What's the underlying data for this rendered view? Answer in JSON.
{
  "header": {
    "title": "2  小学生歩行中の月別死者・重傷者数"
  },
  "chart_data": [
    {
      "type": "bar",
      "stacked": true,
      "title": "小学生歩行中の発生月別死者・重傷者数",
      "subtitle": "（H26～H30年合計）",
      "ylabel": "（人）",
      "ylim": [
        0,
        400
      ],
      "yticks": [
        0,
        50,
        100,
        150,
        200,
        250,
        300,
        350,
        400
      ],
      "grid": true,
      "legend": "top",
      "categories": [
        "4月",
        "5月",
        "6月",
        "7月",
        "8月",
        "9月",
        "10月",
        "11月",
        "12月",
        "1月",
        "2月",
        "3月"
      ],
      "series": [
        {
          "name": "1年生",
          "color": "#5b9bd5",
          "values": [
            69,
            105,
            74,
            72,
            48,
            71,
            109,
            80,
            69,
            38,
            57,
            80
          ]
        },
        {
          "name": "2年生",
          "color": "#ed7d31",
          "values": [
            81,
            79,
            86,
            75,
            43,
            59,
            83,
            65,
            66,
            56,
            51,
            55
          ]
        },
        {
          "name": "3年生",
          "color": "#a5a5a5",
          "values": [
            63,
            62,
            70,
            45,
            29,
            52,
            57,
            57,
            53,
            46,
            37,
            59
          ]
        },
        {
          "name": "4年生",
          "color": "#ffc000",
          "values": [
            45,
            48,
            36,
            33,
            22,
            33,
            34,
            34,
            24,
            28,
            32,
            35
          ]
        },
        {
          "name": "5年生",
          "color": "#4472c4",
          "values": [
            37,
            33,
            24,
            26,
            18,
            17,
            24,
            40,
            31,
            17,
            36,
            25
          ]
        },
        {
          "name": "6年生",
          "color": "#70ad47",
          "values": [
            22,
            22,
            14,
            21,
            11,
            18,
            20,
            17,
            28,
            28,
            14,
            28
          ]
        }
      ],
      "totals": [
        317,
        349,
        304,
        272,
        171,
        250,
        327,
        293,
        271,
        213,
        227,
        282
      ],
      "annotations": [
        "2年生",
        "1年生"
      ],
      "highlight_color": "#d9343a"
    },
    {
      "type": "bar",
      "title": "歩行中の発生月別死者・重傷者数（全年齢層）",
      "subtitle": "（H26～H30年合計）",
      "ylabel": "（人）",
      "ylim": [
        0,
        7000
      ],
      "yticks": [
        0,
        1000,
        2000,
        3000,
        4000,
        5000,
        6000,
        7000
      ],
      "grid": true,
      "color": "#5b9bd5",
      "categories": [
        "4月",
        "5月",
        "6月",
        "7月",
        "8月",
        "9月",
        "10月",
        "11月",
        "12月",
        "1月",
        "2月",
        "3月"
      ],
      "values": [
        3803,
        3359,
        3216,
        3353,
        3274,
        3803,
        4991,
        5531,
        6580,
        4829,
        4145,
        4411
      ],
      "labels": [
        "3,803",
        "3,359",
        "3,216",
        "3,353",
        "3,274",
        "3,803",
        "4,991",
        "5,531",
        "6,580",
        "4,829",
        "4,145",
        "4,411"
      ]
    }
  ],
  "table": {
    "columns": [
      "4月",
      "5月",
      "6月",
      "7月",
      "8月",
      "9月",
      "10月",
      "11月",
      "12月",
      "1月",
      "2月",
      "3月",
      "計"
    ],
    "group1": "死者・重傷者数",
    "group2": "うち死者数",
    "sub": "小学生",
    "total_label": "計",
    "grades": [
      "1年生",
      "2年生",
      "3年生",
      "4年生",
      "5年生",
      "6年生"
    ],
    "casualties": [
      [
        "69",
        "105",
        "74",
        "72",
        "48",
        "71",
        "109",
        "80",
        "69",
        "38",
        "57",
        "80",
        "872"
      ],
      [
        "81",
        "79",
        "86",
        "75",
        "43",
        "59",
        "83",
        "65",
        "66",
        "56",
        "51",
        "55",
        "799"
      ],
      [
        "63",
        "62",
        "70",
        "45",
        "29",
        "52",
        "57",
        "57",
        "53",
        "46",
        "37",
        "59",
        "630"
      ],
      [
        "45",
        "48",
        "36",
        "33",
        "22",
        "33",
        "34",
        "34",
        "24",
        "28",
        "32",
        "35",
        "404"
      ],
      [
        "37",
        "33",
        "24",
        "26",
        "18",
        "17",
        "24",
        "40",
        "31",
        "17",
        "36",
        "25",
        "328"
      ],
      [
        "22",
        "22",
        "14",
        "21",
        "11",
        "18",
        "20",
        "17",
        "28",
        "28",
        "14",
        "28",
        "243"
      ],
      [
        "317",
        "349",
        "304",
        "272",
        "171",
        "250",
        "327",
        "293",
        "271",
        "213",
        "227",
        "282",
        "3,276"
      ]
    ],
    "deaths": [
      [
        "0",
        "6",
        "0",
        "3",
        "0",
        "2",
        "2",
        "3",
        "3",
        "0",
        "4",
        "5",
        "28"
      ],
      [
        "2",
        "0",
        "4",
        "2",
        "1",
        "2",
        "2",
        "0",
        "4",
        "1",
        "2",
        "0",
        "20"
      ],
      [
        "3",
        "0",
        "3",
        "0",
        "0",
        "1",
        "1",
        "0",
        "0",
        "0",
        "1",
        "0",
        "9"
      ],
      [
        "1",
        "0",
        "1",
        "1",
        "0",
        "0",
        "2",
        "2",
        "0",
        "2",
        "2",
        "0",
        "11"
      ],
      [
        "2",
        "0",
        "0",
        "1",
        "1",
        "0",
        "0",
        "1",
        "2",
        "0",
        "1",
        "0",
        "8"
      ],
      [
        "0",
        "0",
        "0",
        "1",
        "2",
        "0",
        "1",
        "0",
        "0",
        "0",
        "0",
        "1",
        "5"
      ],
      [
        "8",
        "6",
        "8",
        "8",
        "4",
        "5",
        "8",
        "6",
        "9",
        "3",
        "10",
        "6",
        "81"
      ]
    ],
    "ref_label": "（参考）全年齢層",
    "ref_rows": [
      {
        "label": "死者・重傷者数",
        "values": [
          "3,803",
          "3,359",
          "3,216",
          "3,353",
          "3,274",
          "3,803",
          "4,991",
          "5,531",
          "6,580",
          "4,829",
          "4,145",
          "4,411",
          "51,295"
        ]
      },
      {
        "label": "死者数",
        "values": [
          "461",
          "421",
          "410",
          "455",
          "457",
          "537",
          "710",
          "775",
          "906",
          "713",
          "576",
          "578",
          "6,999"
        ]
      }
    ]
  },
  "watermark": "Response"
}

········

TASK TO CARRY OUT
Print all of the entries exactly as they appear.

ANSWER FOR THIS EXERCISE
What's the underlying data for this rendered view? Answer in JSON.
{
  "header": {
    "title": "2  小学生歩行中の月別死者・重傷者数"
  },
  "chart_data": [
    {
      "type": "bar",
      "stacked": true,
      "title": "小学生歩行中の発生月別死者・重傷者数",
      "subtitle": "（H26～H30年合計）",
      "ylabel": "（人）",
      "ylim": [
        0,
        400
      ],
      "yticks": [
        0,
        50,
        100,
        150,
        200,
        250,
        300,
        350,
        400
      ],
      "grid": true,
      "legend": "top",
      "categories": [
        "4月",
        "5月",
        "6月",
        "7月",
        "8月",
        "9月",
        "10月",
        "11月",
        "12月",
        "1月",
        "2月",
        "3月"
      ],
      "series": [
        {
          "name": "1年生",
          "color": "#5b9bd5",
          "values": [
            69,
            105,
            74,
            72,
            48,
            71,
            109,
            80,
            69,
            38,
            57,
            80
          ]
        },
        {
          "name": "2年生",
          "color": "#ed7d31",
          "values": [
            81,
            79,
            86,
            75,
            43,
            59,
            83,
            65,
            66,
            56,
            51,
            55
          ]
        },
        {
          "name": "3年生",
          "color": "#a5a5a5",
          "values": [
            63,
            62,
            70,
            45,
            29,
            52,
            57,
            57,
            53,
            46,
            37,
            59
          ]
        },
        {
          "name": "4年生",
          "color": "#ffc000",
          "values": [
            45,
            48,
            36,
            33,
            22,
            33,
            34,
            34,
            24,
            28,
            32,
            35
          ]
        },
        {
          "name": "5年生",
          "color": "#4472c4",
          "values": [
            37,
            33,
            24,
            26,
            18,
            17,
            24,
            40,
            31,
            17,
            36,
            25
          ]
        },
        {
          "name": "6年生",
          "color": "#70ad47",
          "values": [
            22,
            22,
            14,
            21,
            11,
            18,
            20,
            17,
            28,
            28,
            14,
            28
          ]
        }
      ],
      "totals": [
        317,
        349,
        304,
        272,
        171,
        250,
        327,
        293,
        271,
        213,
        227,
        282
      ],
      "annotations": [
        "2年生",
        "1年生"
      ],
      "highlight_color": "#d9343a"
    },
    {
      "type": "bar",
      "title": "歩行中の発生月別死者・重傷者数（全年齢層）",
      "subtitle": "（H26～H30年合計）",
      "ylabel": "（人）",
      "ylim": [
        0,
        7000
      ],
      "yticks": [
        0,
        1000,
        2000,
        3000,
        4000,
        5000,
        6000,
        7000
      ],
      "grid": true,
      "color": "#5b9bd5",
      "categories": [
        "4月",
        "5月",
        "6月",
        "7月",
        "8月",
        "9月",
        "10月",
        "11月",
        "12月",
        "1月",
        "2月",
        "3月"
      ],
      "values": [
        3803,
        3359,
        3216,
        3353,
        3274,
        3803,
        4991,
        5531,
        6580,
        4829,
        4145,
        4411
      ],
      "labels": [
        "3,803",
        "3,359",
        "3,216",
        "3,353",
        "3,274",
        "3,803",
        "4,991",
        "5,531",
        "6,580",
        "4,829",
        "4,145",
        "4,411"
      ]
    }
  ],
  "table": {
    "columns": [
      "4月",
      "5月",
      "6月",
      "7月",
      "8月",
      "9月",
      "10月",
      "11月",
      "12月",
      "1月",
      "2月",
      "3月",
      "計"
    ],
    "group1": "死者・重傷者数",
    "group2": "うち死者数",
    "sub": "小学生",
    "total_label": "計",
    "grades": [
      "1年生",
      "2年生",
      "3年生",
      "4年生",
      "5年生",
      "6年生"
    ],
    "casualties": [
      [
        "69",
        "105",
        "74",
        "72",
        "48",
        "71",
        "109",
        "80",
        "69",
        "38",
        "57",
        "80",
        "872"
      ],
      [
        "81",
        "79",
        "86",
        "75",
        "43",
        "59",
        "83",
        "65",
        "66",
        "56",
        "51",
        "55",
        "799"
      ],
      [
        "63",
        "62",
        "70",
        "45",
        "29",
        "52",
        "57",
        "57",
        "53",
        "46",
        "37",
        "59",
        "630"
      ],
      [
        "45",
        "48",
        "36",
        "33",
        "22",
        "33",
        "34",
        "34",
        "24",
        "28",
        "32",
        "35",
        "404"
      ],
      [
        "37",
        "33",
        "24",
        "26",
        "18",
        "17",
        "24",
        "40",
        "31",
        "17",
        "36",
        "25",
        "328"
      ],
      [
        "22",
        "22",
        "14",
        "21",
        "11",
        "18",
        "20",
        "17",
        "28",
        "28",
        "14",
        "28",
        "243"
      ],
      [
        "317",
        "349",
        "304",
        "272",
        "171",
        "250",
        "327",
        "293",
        "271",
        "213",
        "227",
        "282",
        "3,276"
      ]
    ],
    "deaths": [
      [
        "0",
        "6",
        "0",
        "3",
        "0",
        "2",
        "2",
        "3",
        "3",
        "0",
        "4",
        "5",
        "28"
      ],
      [
        "2",
        "0",
        "4",
        "2",
        "1",
        "2",
        "2",
        "0",
        "4",
        "1",
        "2",
        "0",
        "20"
      ],
      [
        "3",
        "0",
        "3",
        "0",
        "0",
        "1",
        "1",
        "0",
        "0",
        "0",
        "1",
        "0",
        "9"
      ],
      [
        "1",
        "0",
        "1",
        "1",
        "0",
        "0",
        "2",
        "2",
        "0",
        "2",
        "2",
        "0",
        "11"
      ],
      [
        "2",
        "0",
        "0",
        "1",
        "1",
        "0",
        "0",
        "1",
        "2",
        "0",
        "1",
        "0",
        "8"
      ],
      [
        "0",
        "0",
        "0",
        "1",
        "2",
        "0",
        "1",
        "0",
        "0",
        "0",
        "0",
        "1",
        "5"
      ],
      [
        "8",
        "6",
        "8",
        "8",
        "4",
        "5",
        "8",
        "6",
        "9",
        "3",
        "10",
        "6",
        "81"
      ]
    ],
    "ref_label": "（参考）全年齢層",
    "ref_rows": [
      {
        "label": "死者・重傷者数",
        "values": [
          "3,803",
          "3,359",
          "3,216",
          "3,353",
          "3,274",
          "3,803",
          "4,991",
          "5,531",
          "6,580",
          "4,829",
          "4,145",
          "4,411",
          "51,295"
        ]
      },
      {
        "label": "死者数",
        "values": [
          "461",
          "421",
          "410",
          "455",
          "457",
          "537",
          "710",
          "775",
          "906",
          "713",
          "576",
          "578",
          "6,999"
        ]
      }
    ]
  },
  "watermark": "Response"
}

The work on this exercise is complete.